** BEGIN Material shown **

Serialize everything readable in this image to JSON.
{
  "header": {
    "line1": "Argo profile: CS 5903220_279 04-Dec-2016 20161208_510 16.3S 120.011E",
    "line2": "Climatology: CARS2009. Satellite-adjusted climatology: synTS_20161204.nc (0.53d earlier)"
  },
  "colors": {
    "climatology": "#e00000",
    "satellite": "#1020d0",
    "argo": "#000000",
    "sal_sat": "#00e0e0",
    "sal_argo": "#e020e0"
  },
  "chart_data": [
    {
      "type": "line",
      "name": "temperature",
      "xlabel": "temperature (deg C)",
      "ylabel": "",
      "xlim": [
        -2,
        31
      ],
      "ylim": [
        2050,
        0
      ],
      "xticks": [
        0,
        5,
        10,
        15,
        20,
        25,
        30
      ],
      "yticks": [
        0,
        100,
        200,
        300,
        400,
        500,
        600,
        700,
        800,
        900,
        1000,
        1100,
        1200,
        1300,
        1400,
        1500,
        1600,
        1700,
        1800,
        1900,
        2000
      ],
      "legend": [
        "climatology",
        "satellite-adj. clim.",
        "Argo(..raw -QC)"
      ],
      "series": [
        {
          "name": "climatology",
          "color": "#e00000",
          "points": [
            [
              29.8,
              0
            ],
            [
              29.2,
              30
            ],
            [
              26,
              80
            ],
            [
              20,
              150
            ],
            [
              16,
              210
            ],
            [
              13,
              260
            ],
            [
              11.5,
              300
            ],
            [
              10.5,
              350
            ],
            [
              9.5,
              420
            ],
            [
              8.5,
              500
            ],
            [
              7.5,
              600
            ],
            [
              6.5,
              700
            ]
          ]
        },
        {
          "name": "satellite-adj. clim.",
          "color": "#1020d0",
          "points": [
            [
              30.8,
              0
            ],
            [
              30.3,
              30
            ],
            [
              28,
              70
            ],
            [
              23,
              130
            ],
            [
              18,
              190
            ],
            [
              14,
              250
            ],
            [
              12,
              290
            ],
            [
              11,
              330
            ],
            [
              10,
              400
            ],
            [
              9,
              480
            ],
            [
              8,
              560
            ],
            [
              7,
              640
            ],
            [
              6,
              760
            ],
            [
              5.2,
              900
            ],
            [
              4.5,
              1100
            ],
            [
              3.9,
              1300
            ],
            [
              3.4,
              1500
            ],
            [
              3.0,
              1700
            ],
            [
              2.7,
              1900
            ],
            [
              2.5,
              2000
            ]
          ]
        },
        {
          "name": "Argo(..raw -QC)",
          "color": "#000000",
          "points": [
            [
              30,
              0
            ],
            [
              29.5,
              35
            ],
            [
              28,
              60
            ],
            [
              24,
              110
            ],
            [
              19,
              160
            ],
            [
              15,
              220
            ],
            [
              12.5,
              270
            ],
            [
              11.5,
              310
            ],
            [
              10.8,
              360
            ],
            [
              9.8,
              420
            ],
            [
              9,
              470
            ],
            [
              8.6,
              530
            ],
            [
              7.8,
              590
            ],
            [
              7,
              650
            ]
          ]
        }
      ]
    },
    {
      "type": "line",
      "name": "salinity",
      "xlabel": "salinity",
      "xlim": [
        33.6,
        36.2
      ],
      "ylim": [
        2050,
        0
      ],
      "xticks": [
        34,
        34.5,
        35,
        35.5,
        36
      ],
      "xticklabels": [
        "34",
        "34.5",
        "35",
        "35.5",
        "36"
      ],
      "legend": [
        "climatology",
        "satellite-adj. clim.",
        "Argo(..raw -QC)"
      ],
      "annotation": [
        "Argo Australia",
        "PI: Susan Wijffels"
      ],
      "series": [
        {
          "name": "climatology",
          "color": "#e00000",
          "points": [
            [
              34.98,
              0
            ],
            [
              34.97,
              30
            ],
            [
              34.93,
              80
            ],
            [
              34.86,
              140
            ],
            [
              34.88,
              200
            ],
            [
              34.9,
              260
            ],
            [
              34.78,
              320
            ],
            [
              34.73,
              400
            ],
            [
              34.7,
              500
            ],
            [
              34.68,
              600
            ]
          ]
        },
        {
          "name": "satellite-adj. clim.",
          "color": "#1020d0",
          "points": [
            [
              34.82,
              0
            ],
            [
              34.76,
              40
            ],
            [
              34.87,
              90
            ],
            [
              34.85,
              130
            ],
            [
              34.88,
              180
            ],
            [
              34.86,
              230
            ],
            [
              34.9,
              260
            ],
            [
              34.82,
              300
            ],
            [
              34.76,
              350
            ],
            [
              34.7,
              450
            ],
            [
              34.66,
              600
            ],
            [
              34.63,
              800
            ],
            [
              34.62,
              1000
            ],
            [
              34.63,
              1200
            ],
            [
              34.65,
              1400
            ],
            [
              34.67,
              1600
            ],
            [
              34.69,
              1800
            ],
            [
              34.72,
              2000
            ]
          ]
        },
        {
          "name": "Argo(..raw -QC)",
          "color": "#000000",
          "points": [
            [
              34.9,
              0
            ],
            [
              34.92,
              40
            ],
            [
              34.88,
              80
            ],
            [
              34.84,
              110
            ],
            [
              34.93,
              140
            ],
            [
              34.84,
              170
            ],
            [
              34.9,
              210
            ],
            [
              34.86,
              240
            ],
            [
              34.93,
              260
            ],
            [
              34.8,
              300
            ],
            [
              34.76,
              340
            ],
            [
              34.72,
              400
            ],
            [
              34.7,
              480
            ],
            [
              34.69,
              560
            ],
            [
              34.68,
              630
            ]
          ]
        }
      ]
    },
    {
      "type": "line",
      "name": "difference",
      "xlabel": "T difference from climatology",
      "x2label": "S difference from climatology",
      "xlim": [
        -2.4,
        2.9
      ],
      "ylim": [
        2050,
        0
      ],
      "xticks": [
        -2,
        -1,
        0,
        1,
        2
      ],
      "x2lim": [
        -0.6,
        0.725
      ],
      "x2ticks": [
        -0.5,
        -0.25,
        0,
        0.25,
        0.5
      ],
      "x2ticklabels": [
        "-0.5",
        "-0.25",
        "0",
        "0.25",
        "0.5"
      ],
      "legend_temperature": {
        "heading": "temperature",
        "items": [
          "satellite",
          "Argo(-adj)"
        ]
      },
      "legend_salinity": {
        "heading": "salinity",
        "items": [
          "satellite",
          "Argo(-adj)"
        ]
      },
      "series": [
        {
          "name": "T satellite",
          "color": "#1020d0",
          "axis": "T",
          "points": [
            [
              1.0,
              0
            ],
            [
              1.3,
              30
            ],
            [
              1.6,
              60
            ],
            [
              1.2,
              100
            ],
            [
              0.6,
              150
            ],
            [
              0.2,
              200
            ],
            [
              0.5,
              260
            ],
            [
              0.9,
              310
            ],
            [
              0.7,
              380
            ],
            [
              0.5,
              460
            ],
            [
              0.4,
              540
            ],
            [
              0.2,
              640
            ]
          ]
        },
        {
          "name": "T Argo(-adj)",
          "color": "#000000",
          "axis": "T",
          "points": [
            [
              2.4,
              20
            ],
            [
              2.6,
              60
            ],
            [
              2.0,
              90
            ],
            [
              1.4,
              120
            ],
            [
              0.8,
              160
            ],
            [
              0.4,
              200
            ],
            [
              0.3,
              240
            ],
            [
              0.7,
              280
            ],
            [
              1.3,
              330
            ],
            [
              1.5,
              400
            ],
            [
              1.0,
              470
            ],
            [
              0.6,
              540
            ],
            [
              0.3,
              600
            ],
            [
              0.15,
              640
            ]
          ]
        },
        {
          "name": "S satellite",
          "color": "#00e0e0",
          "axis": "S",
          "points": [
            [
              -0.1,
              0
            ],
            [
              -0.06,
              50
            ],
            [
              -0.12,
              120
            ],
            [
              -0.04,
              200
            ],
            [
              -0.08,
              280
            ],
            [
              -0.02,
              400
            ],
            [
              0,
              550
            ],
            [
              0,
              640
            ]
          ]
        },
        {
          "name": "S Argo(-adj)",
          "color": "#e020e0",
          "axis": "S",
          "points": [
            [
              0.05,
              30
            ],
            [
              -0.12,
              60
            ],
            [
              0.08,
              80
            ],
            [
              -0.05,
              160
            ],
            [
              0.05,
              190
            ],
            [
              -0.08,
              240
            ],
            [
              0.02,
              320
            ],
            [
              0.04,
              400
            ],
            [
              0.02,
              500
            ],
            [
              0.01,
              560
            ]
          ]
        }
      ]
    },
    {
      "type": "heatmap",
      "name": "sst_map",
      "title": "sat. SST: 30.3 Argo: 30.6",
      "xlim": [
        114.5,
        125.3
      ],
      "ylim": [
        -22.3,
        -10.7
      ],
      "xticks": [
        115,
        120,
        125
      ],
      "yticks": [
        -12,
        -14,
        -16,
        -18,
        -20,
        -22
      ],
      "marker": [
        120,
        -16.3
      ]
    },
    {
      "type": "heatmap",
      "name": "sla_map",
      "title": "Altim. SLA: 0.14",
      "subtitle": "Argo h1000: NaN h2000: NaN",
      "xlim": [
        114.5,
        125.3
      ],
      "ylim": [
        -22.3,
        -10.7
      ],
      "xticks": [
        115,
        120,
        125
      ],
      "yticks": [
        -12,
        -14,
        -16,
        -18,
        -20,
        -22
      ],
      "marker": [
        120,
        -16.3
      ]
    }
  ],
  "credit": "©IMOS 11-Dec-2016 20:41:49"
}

** END Material shown **

* **Exercise instructions**: Above are the records; copy every line in them that holds the word "xlabel".

* **The output**:
      "xlabel": "temperature (deg C)",
      "xlabel": "salinity",
      "xlabel": "T difference from climatology",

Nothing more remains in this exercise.